- LISTED RECORDS -
==============================

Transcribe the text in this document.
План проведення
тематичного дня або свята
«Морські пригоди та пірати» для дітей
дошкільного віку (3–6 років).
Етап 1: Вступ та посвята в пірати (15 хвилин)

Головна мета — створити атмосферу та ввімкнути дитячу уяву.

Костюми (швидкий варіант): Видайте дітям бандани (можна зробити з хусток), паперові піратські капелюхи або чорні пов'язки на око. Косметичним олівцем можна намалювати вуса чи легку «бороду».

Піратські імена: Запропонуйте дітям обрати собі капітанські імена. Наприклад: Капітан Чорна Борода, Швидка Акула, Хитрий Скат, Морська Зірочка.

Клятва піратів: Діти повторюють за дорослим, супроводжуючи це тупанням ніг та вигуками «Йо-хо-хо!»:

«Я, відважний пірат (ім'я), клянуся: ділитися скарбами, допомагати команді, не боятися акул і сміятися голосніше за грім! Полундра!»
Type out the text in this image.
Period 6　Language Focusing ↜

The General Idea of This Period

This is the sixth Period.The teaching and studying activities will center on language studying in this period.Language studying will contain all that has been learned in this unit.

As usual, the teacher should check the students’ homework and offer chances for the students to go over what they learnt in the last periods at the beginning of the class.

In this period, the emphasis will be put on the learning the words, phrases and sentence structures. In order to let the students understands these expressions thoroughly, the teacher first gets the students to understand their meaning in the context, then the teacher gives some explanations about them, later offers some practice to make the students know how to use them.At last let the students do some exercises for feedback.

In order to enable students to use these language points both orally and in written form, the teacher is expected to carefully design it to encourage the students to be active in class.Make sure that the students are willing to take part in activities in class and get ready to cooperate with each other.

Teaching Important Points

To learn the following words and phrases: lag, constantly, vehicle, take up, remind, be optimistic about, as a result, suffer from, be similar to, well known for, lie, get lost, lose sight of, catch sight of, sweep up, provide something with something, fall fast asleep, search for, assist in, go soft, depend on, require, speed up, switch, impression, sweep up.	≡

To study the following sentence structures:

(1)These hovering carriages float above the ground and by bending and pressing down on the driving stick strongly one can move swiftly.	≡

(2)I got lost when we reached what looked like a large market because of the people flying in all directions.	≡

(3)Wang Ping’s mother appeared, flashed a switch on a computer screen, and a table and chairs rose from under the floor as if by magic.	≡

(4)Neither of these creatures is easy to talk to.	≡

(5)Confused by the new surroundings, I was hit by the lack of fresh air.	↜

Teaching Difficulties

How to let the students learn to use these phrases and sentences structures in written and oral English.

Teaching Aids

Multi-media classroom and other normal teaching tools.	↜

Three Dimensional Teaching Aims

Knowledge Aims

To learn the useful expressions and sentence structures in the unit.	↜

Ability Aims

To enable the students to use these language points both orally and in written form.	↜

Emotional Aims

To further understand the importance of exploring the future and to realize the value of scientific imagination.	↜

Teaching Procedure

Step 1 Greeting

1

==============================

- DIRECTION -
Please reproduce each line exactly as written.

- RESULT FOR THIS TASK -
Transcribe the text in this document.
План проведення
тематичного дня або свята
«Морські пригоди та пірати» для дітей
дошкільного віку (3–6 років).
Етап 1: Вступ та посвята в пірати (15 хвилин)

Головна мета — створити атмосферу та ввімкнути дитячу уяву.

Костюми (швидкий варіант): Видайте дітям бандани (можна зробити з хусток), паперові піратські капелюхи або чорні пов'язки на око. Косметичним олівцем можна намалювати вуса чи легку «бороду».

Піратські імена: Запропонуйте дітям обрати собі капітанські імена. Наприклад: Капітан Чорна Борода, Швидка Акула, Хитрий Скат, Морська Зірочка.

Клятва піратів: Діти повторюють за дорослим, супроводжуючи це тупанням ніг та вигуками «Йо-хо-хо!»:

«Я, відважний пірат (ім'я), клянуся: ділитися скарбами, допомагати команді, не боятися акул і сміятися голосніше за грім! Полундра!»
Type out the text in this image.
Period 6　Language Focusing ↜

The General Idea of This Period

This is the sixth Period.The teaching and studying activities will center on language studying in this period.Language studying will contain all that has been learned in this unit.

As usual, the teacher should check the students’ homework and offer chances for the students to go over what they learnt in the last periods at the beginning of the class.

In this period, the emphasis will be put on the learning the words, phrases and sentence structures. In order to let the students understands these expressions thoroughly, the teacher first gets the students to understand their meaning in the context, then the teacher gives some explanations about them, later offers some practice to make the students know how to use them.At last let the students do some exercises for feedback.

In order to enable students to use these language points both orally and in written form, the teacher is expected to carefully design it to encourage the students to be active in class.Make sure that the students are willing to take part in activities in class and get ready to cooperate with each other.

Teaching Important Points

To learn the following words and phrases: lag, constantly, vehicle, take up, remind, be optimistic about, as a result, suffer from, be similar to, well known for, lie, get lost, lose sight of, catch sight of, sweep up, provide something with something, fall fast asleep, search for, assist in, go soft, depend on, require, speed up, switch, impression, sweep up.	≡

To study the following sentence structures:

(1)These hovering carriages float above the ground and by bending and pressing down on the driving stick strongly one can move swiftly.	≡

(2)I got lost when we reached what looked like a large market because of the people flying in all directions.	≡

(3)Wang Ping’s mother appeared, flashed a switch on a computer screen, and a table and chairs rose from under the floor as if by magic.	≡

(4)Neither of these creatures is easy to talk to.	≡

(5)Confused by the new surroundings, I was hit by the lack of fresh air.	↜

Teaching Difficulties

How to let the students learn to use these phrases and sentences structures in written and oral English.

Teaching Aids

Multi-media classroom and other normal teaching tools.	↜

Three Dimensional Teaching Aims

Knowledge Aims

To learn the useful expressions and sentence structures in the unit.	↜

Ability Aims

To enable the students to use these language points both orally and in written form.	↜

Emotional Aims

To further understand the importance of exploring the future and to realize the value of scientific imagination.	↜

Teaching Procedure

Step 1 Greeting

1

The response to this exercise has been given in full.